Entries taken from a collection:
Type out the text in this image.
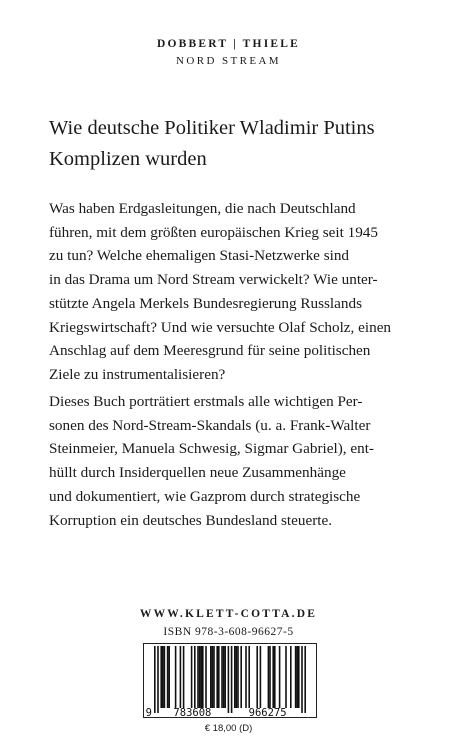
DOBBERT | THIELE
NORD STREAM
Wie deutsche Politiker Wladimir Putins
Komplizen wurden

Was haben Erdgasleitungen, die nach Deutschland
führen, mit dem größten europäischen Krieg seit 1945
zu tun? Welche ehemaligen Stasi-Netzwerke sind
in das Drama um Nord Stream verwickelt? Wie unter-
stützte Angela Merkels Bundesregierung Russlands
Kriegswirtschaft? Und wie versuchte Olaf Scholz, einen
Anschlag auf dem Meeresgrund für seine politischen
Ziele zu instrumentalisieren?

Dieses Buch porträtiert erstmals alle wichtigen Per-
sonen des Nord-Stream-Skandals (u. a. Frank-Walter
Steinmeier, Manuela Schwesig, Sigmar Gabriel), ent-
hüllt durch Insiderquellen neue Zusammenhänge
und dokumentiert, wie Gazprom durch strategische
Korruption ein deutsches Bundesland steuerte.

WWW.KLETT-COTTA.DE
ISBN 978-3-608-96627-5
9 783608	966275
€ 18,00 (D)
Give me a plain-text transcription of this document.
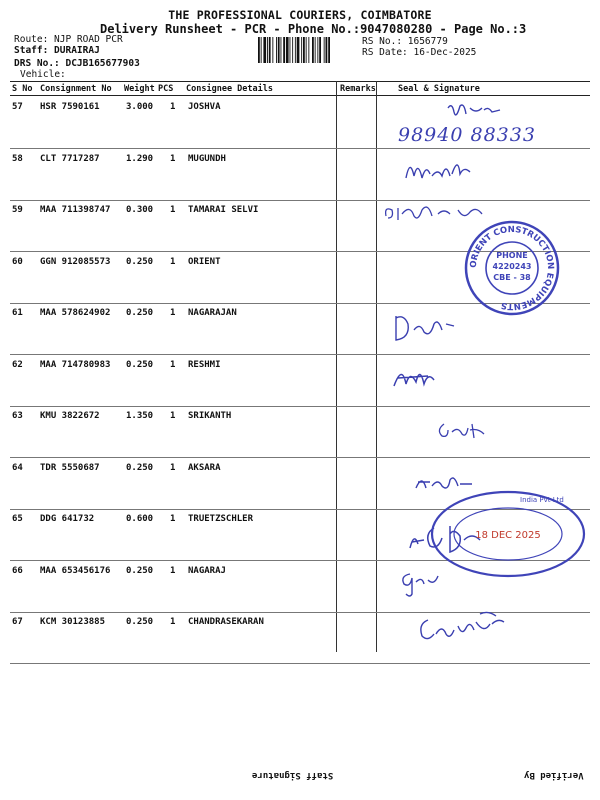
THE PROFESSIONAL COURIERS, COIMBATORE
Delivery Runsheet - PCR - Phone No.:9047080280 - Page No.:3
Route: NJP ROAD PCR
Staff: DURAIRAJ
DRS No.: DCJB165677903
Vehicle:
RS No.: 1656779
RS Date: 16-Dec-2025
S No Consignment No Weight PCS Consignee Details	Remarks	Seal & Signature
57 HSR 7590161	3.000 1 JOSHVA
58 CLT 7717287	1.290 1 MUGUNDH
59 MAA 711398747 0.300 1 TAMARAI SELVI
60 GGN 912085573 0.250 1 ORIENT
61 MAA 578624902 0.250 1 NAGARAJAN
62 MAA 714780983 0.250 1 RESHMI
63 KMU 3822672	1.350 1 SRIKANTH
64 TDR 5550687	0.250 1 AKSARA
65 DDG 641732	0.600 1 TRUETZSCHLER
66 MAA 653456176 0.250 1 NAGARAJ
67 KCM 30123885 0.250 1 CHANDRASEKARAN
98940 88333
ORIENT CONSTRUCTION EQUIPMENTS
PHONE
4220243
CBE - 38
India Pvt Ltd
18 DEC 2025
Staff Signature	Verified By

Exercise description: Without including any pictures, print each record exactly.

Output of the task:
Type out the text in this image.
DOBBERT | THIELE
NORD STREAM
Wie deutsche Politiker Wladimir Putins
Komplizen wurden

Was haben Erdgasleitungen, die nach Deutschland
führen, mit dem größten europäischen Krieg seit 1945
zu tun? Welche ehemaligen Stasi-Netzwerke sind
in das Drama um Nord Stream verwickelt? Wie unter-
stützte Angela Merkels Bundesregierung Russlands
Kriegswirtschaft? Und wie versuchte Olaf Scholz, einen
Anschlag auf dem Meeresgrund für seine politischen
Ziele zu instrumentalisieren?

Dieses Buch porträtiert erstmals alle wichtigen Per-
sonen des Nord-Stream-Skandals (u. a. Frank-Walter
Steinmeier, Manuela Schwesig, Sigmar Gabriel), ent-
hüllt durch Insiderquellen neue Zusammenhänge
und dokumentiert, wie Gazprom durch strategische
Korruption ein deutsches Bundesland steuerte.

WWW.KLETT-COTTA.DE
ISBN 978-3-608-96627-5
9 783608	966275
€ 18,00 (D)
Give me a plain-text transcription of this document.
THE PROFESSIONAL COURIERS, COIMBATORE
Delivery Runsheet - PCR - Phone No.:9047080280 - Page No.:3
Route: NJP ROAD PCR
Staff: DURAIRAJ
DRS No.: DCJB165677903
Vehicle:
RS No.: 1656779
RS Date: 16-Dec-2025
S No Consignment No Weight PCS Consignee Details	Remarks	Seal & Signature
57 HSR 7590161	3.000 1 JOSHVA
58 CLT 7717287	1.290 1 MUGUNDH
59 MAA 711398747 0.300 1 TAMARAI SELVI
60 GGN 912085573 0.250 1 ORIENT
61 MAA 578624902 0.250 1 NAGARAJAN
62 MAA 714780983 0.250 1 RESHMI
63 KMU 3822672	1.350 1 SRIKANTH
64 TDR 5550687	0.250 1 AKSARA
65 DDG 641732	0.600 1 TRUETZSCHLER
66 MAA 653456176 0.250 1 NAGARAJ
67 KCM 30123885 0.250 1 CHANDRASEKARAN
98940 88333
ORIENT CONSTRUCTION EQUIPMENTS
PHONE
4220243
CBE - 38
India Pvt Ltd
18 DEC 2025
Staff Signature	Verified By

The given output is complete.